The Douglas Card will continue to be a key marketing instrument in future, one of the most successful customer cards in German retailing. There are now more than 6.0 million card holders across Europe, and this figure is rising. The range of services linked to the DOUGLAS Card is to be consistently expanded and supplemented in the coming years, thus continuing to strengthen the already high degree of customer loyalty and satisfaction.
In the Books division, the focus remains on expanding the Thalia Group’s excellent position on the German, Austrian and Swiss markets. The 18 Grüttefien locations and the traditional Wagner’sche bookstores will contribute to this. The Thalia Group acquired participating interests in these companies as of October 1, 2006. Around 20 new stores are also due to open their doors in fi scal year 2006/07. Expansion opportunities also exist in the acquisition of well-established local or regional bookstores that meet Thalia’s high quality standards.
In addition to expanding sales space, the Thalia Group also sees solid prospects for growth in the further extension of its ancillary lines such as audio books and paper articles (paper, stationery, and gift articles related to books). The expansion of “Thalia” to a strong umbrella brand has top priority in fiscal years 2006/07 and 2007/08. In marketing, the media mix will be extended to include radio advertising. The Thalia gift card, which can also be used for Internet orders, is enjoying increasing popularity and is to be further promoted. The multi-channel concept will also be further expanded; a competent Internet presence is an increasingly significant growth-promoting factor in book retailing. For this reason, the stationary book retailing is to be linked more closely to Internet book sales.

* Data block
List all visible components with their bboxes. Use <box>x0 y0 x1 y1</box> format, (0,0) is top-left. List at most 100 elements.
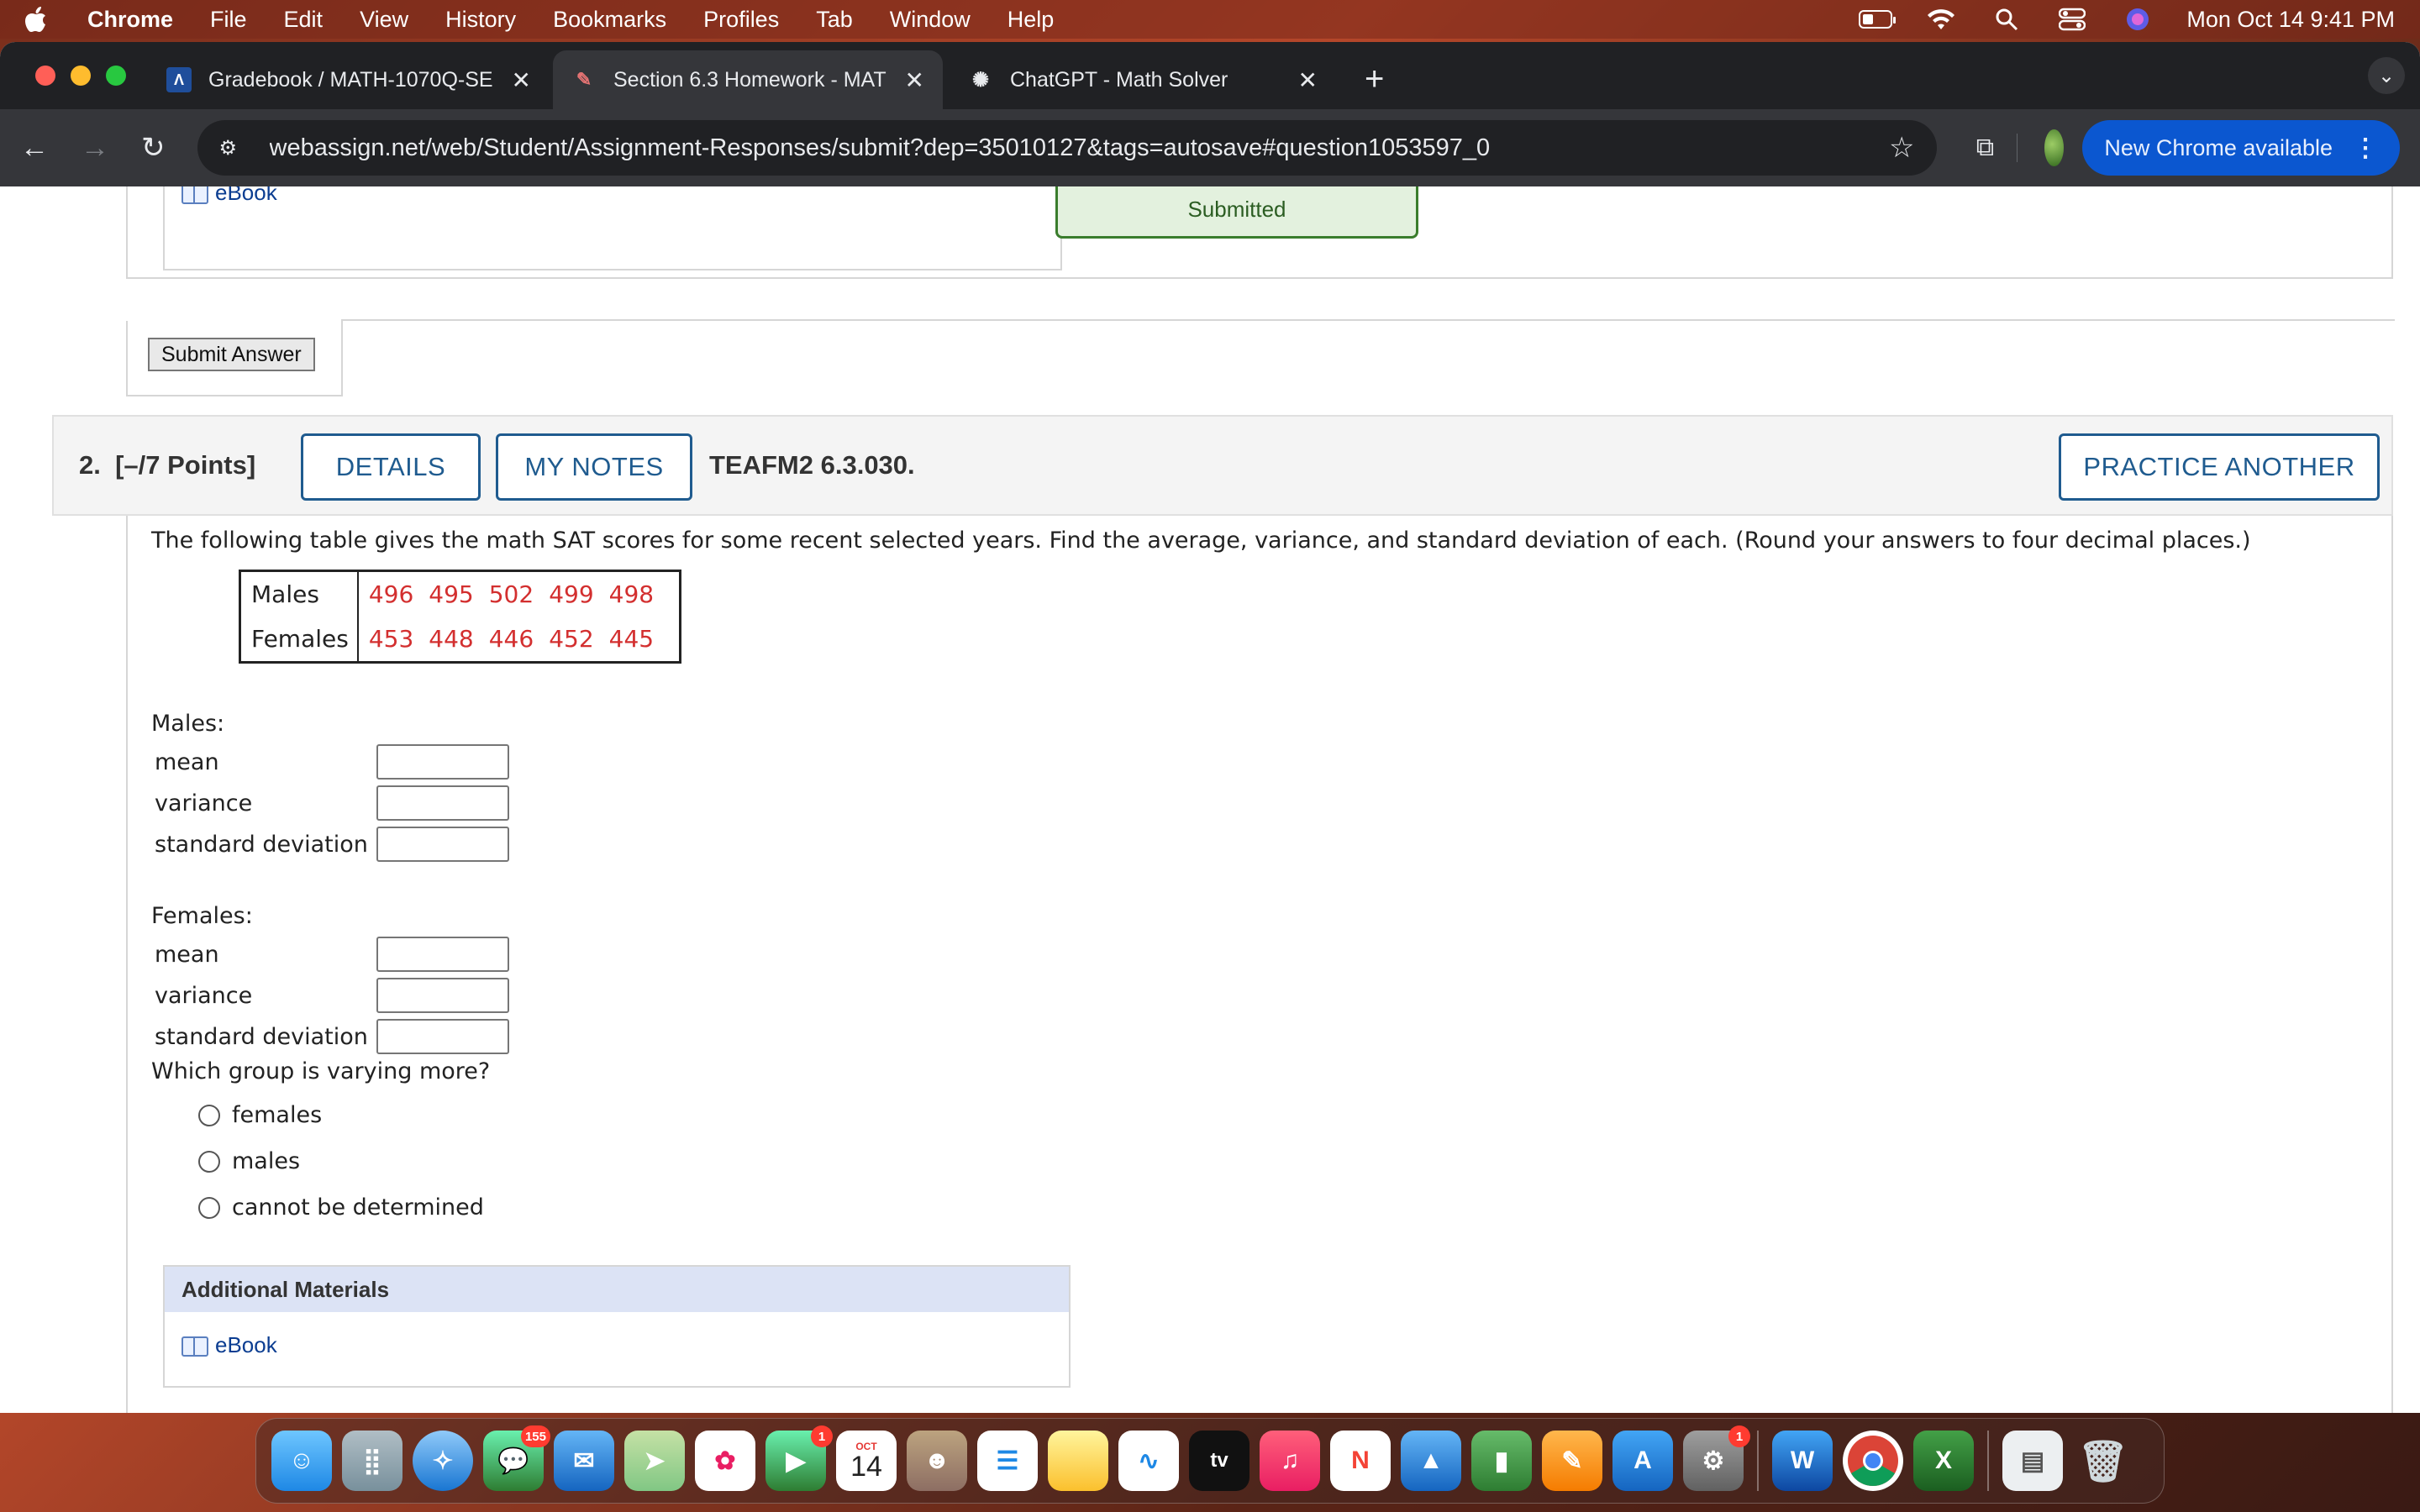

* Exercise brief
In the retail outlook text:
1. How many Douglas Card holders are there across Europe?
2. About how many new Thalia stores are due to open in fiscal year 2006/07?
3. What kind of advertising will be added to Thalia's media mix?
The data plays no part in this exercise.

* Written answer
1. More than 6.0 million
2. Around 20
3. Radio advertising